Your instructions
Figure out how many lines of the material below contain the word "социальные". Answer with the number only.

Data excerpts
>>>

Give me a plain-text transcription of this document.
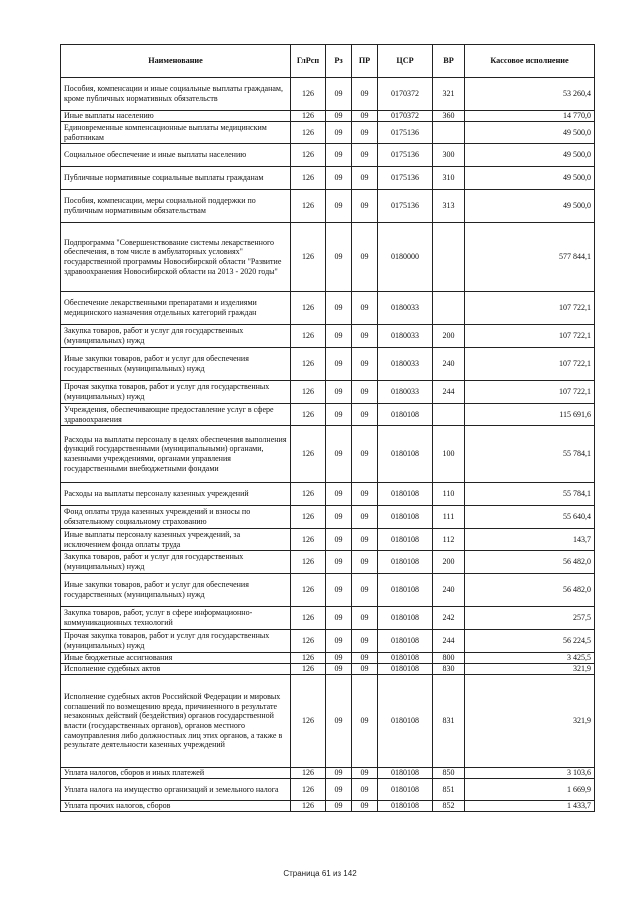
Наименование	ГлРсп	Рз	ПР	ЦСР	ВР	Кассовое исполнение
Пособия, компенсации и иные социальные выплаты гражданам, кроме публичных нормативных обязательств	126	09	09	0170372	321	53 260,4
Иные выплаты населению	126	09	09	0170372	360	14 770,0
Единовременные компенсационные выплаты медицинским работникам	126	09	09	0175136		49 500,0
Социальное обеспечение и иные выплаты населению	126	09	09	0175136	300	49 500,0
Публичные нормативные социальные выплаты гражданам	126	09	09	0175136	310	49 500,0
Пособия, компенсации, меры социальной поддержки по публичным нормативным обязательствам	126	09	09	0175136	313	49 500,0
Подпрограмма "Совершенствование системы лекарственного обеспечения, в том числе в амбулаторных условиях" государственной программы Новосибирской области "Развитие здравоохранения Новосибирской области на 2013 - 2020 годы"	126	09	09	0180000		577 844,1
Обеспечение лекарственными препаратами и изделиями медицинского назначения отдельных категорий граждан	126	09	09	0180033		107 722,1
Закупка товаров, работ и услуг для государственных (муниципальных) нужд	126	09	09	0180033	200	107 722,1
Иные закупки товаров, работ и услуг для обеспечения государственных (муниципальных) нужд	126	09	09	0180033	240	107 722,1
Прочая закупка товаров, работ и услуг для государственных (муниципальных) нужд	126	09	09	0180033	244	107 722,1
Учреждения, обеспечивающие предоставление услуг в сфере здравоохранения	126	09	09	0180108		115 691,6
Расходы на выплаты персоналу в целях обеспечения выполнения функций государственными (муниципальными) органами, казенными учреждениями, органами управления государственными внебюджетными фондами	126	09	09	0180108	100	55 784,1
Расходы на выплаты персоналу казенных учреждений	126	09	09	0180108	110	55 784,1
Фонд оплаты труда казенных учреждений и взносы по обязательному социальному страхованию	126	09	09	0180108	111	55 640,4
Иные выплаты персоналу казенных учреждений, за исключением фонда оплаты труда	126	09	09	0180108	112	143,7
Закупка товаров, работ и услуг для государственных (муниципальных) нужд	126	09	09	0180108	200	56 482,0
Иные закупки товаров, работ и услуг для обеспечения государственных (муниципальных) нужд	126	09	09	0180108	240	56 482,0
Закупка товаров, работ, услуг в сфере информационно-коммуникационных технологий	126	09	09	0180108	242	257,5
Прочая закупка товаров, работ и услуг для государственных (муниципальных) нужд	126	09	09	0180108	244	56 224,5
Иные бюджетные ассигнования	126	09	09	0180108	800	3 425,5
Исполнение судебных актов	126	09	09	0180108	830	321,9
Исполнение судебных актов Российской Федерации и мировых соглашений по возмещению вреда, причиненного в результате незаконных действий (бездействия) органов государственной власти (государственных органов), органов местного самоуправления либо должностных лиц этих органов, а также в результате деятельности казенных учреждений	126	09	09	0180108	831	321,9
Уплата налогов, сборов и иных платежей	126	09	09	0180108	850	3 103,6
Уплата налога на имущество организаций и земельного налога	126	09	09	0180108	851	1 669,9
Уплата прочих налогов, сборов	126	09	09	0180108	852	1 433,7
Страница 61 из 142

<<<
>>>

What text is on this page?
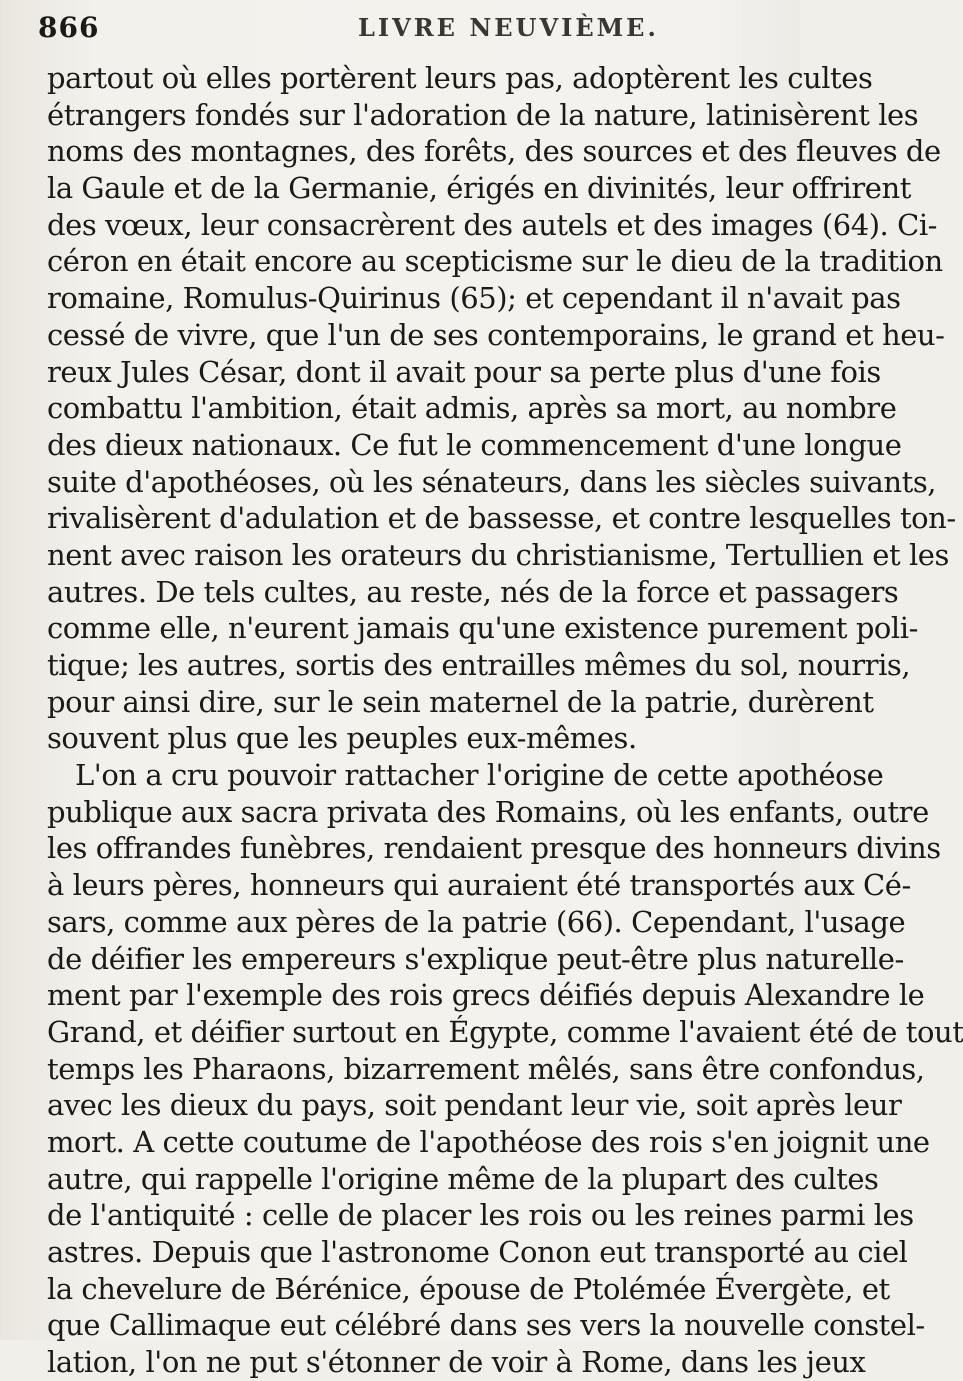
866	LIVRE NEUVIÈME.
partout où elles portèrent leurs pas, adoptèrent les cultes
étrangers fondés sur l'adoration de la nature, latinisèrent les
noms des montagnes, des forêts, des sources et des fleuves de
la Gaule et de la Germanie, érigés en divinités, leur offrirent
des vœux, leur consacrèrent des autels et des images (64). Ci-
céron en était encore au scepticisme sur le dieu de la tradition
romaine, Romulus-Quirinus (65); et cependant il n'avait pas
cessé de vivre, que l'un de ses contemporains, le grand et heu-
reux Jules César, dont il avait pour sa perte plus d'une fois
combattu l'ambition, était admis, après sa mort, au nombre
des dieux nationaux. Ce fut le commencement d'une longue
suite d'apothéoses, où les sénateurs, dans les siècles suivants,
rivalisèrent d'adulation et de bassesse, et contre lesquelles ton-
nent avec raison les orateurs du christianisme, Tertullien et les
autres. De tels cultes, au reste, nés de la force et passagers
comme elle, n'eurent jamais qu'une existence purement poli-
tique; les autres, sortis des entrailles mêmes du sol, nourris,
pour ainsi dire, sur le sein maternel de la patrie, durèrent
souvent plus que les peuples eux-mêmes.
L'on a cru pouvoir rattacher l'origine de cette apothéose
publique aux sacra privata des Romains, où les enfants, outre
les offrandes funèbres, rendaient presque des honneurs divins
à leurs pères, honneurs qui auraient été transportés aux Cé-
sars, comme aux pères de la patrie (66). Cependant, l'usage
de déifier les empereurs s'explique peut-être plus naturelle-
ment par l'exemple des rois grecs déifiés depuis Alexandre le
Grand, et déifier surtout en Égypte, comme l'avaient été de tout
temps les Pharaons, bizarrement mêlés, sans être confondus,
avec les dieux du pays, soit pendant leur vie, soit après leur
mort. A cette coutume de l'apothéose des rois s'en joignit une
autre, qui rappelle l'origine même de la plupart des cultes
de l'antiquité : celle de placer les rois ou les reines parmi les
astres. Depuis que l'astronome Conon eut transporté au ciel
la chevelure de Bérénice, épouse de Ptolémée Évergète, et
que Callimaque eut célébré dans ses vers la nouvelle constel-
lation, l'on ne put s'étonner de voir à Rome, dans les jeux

<<<

Result for this exercise
2